§ TEILAUFGABEN:
1) Wann erschien der Professor laut dem Textauszug über den Studienbeginn zum ersten Kurs?
2) Führe den Textauszug über den Studienbeginn nach seinem letzten Satz fort.

§ TEXTAUSZUG:
--*--

Mittwoch, 13. August 2008

Das Abenteuer "Universität"

Es ist die zweite Woche an der Uni und Zeit mal wieder was zu schreiben:

Ich kann die drei Kurse besuchen, die ich mir ausgesucht hatte, die Einschreibung war kein Problem. Wir haben an der Uni sogar unseren "eigenen" Rechtsanwalt, der alles mit der Einschreibung und der Registrierung im nationalen Ausländerregister regelt.
Letzten Mittwoch um 10 Uhr hatte ich meinen ersten Kurs, oder besser: Letzten Mittwoch hätte ich meinen ersten Kurs haben sollen. Teorias del cambio social - Theorien über den sozialen Wandel. Ich war pünktlich um 10 Uhr da . Als einzige. Gegen 5 nach 10 kam ein Junge, den hab ich gefragt, ob der Kurs aber schon in diesem Raum stattfindet. "Si, si claro." Also hab ich gewartet. Um viertel vor 11 war der Raum dann so langsam voll mit Studenten, der Professor kam mit knapp einer Stunde Verspätung um kurz vor 11. Und alles, was er sagte, war: "Disculpe, mir ist zu heiß heute, ich brauche dringend einen Kaffee. Schreibt mir bitte eure e-mail-Adressen auf, ich schick euch das Kursprogramm, alles weitere besprechen wir am Montag." Und das war´s.

--*--

§ BEREITGESTELLTE DATEN:
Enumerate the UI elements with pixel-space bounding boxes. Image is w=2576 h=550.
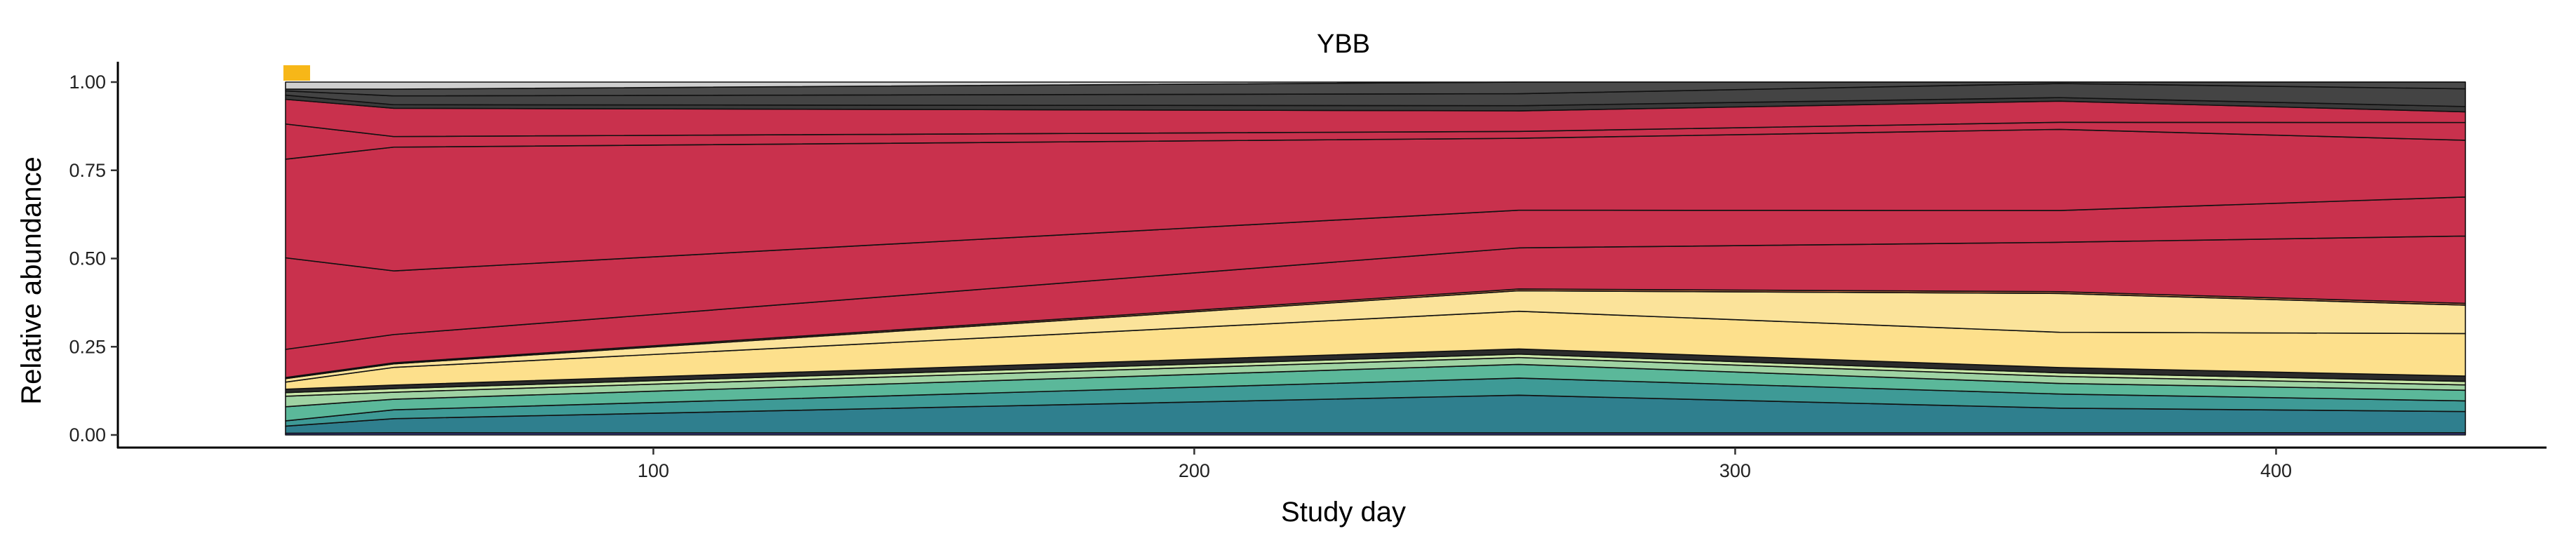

--*--

§ LÖSUNGEN JE AUFGABE:
1) Kurz vor 11 Uhr, mit knapp einer Stunde Verspätung.

2)
Inzwischen ist der Kurs nicht mehr so lässig, wir müssen sehr viel lesen und der Professor fragt jede Stunde ab oder macht Überraschungs-Lektüre-Tests. Hilfe. Und er kontrolliert nicht nur, ob wir die jeweilige Lektüre gelesen haben, sondern auch, ob wir Zeitung gelesen haben. Jeden Morgen fragt er einen oder eine aus dem Kurs, welche Nachricht ihm/ ihr heute besonders interessant erschien. Ziemlich stressig aber gut und interessant, ich glaube ich werde einiges lernen.
Nach wie vor fallen wir auf dem Campus auf wie ein bunter Hund. Ein Junge der in einem Kurs neben mir saß hat mich angesprochen und gefragt: "Du bist Marie, oder?" Ich hatte davor nie mit ihm geredet. Und zu Caro hat einer gesagt: "Du hast doch noch zwei andere deutsche Freundinnen, stimmt´s?" Wir sind ein bisschen berühmt hier - ein komisches Gefühl.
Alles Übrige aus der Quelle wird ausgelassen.